[Extracted data entries]

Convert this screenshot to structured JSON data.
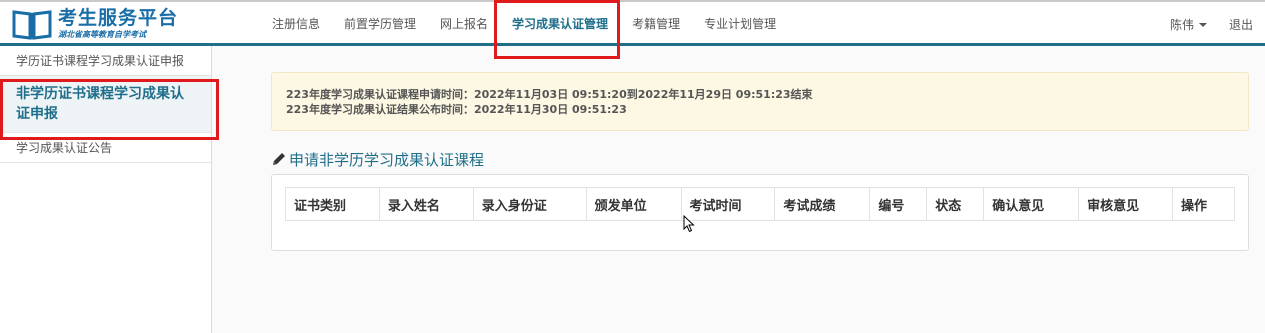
{
  "header": {
    "logo_title": "考生服务平台",
    "logo_subtitle": "湖北省高等教育自学考试",
    "nav": [
      {
        "label": "注册信息"
      },
      {
        "label": "前置学历管理"
      },
      {
        "label": "网上报名"
      },
      {
        "label": "学习成果认证管理"
      },
      {
        "label": "考籍管理"
      },
      {
        "label": "专业计划管理"
      }
    ],
    "user_name": "陈伟",
    "logout_label": "退出"
  },
  "sidebar": {
    "items": [
      {
        "label": "学历证书课程学习成果认证申报"
      },
      {
        "label": "非学历证书课程学习成果认证申报"
      },
      {
        "label": "学习成果认证公告"
      }
    ]
  },
  "notice": {
    "line1": "223年度学习成果认证课程申请时间：2022年11月03日 09:51:20到2022年11月29日 09:51:23结束",
    "line2": "223年度学习成果认证结果公布时间：2022年11月30日 09:51:23"
  },
  "section": {
    "title": "申请非学历学习成果认证课程"
  },
  "table": {
    "headers": [
      "证书类别",
      "录入姓名",
      "录入身份证",
      "颁发单位",
      "考试时间",
      "考试成绩",
      "编号",
      "状态",
      "确认意见",
      "审核意见",
      "操作"
    ]
  },
  "colors": {
    "accent": "#1f6f8b",
    "highlight": "#e0191c",
    "notice_bg": "#fcf8e3"
  }
}
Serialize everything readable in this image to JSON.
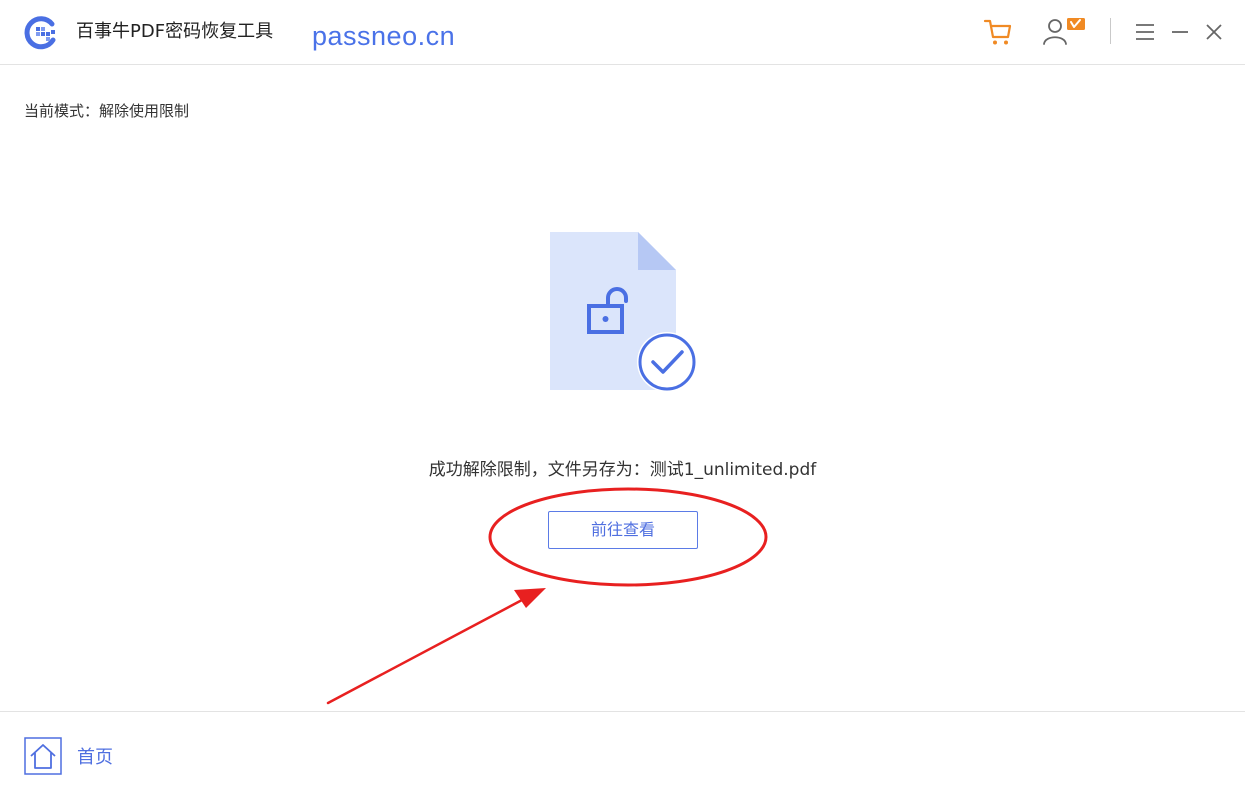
{
  "titlebar": {
    "app_title": "百事牛PDF密码恢复工具",
    "watermark": "passneo.cn",
    "icons": {
      "logo": "app-logo-icon",
      "cart": "cart-icon",
      "user": "user-vip-icon",
      "menu": "menu-icon",
      "minimize": "minimize-icon",
      "close": "close-icon"
    }
  },
  "main": {
    "mode_label": "当前模式：解除使用限制",
    "illustration_icon": "unlocked-document-check-icon",
    "result_message": "成功解除限制，文件另存为：测试1_unlimited.pdf",
    "view_button_label": "前往查看"
  },
  "bottombar": {
    "home_label": "首页",
    "home_icon": "home-icon"
  },
  "colors": {
    "accent": "#4f6fe0",
    "cart": "#f08a24",
    "annotation": "#e82020",
    "doc_fill": "#dbe5fb",
    "doc_fold": "#b6c8f4"
  }
}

Short problem: Reproduce every line exactly and omit all pictures.

Written solution:
Convert this screenshot to structured JSON data.
{
  "header": {
    "logo_title": "考生服务平台",
    "logo_subtitle": "湖北省高等教育自学考试",
    "nav": [
      {
        "label": "注册信息"
      },
      {
        "label": "前置学历管理"
      },
      {
        "label": "网上报名"
      },
      {
        "label": "学习成果认证管理"
      },
      {
        "label": "考籍管理"
      },
      {
        "label": "专业计划管理"
      }
    ],
    "user_name": "陈伟",
    "logout_label": "退出"
  },
  "sidebar": {
    "items": [
      {
        "label": "学历证书课程学习成果认证申报"
      },
      {
        "label": "非学历证书课程学习成果认证申报"
      },
      {
        "label": "学习成果认证公告"
      }
    ]
  },
  "notice": {
    "line1": "223年度学习成果认证课程申请时间：2022年11月03日 09:51:20到2022年11月29日 09:51:23结束",
    "line2": "223年度学习成果认证结果公布时间：2022年11月30日 09:51:23"
  },
  "section": {
    "title": "申请非学历学习成果认证课程"
  },
  "table": {
    "headers": [
      "证书类别",
      "录入姓名",
      "录入身份证",
      "颁发单位",
      "考试时间",
      "考试成绩",
      "编号",
      "状态",
      "确认意见",
      "审核意见",
      "操作"
    ]
  },
  "colors": {
    "accent": "#1f6f8b",
    "highlight": "#e0191c",
    "notice_bg": "#fcf8e3"
  }
}
Serialize everything readable in this image to JSON.
{
  "titlebar": {
    "app_title": "百事牛PDF密码恢复工具",
    "watermark": "passneo.cn",
    "icons": {
      "logo": "app-logo-icon",
      "cart": "cart-icon",
      "user": "user-vip-icon",
      "menu": "menu-icon",
      "minimize": "minimize-icon",
      "close": "close-icon"
    }
  },
  "main": {
    "mode_label": "当前模式：解除使用限制",
    "illustration_icon": "unlocked-document-check-icon",
    "result_message": "成功解除限制，文件另存为：测试1_unlimited.pdf",
    "view_button_label": "前往查看"
  },
  "bottombar": {
    "home_label": "首页",
    "home_icon": "home-icon"
  },
  "colors": {
    "accent": "#4f6fe0",
    "cart": "#f08a24",
    "annotation": "#e82020",
    "doc_fill": "#dbe5fb",
    "doc_fold": "#b6c8f4"
  }
}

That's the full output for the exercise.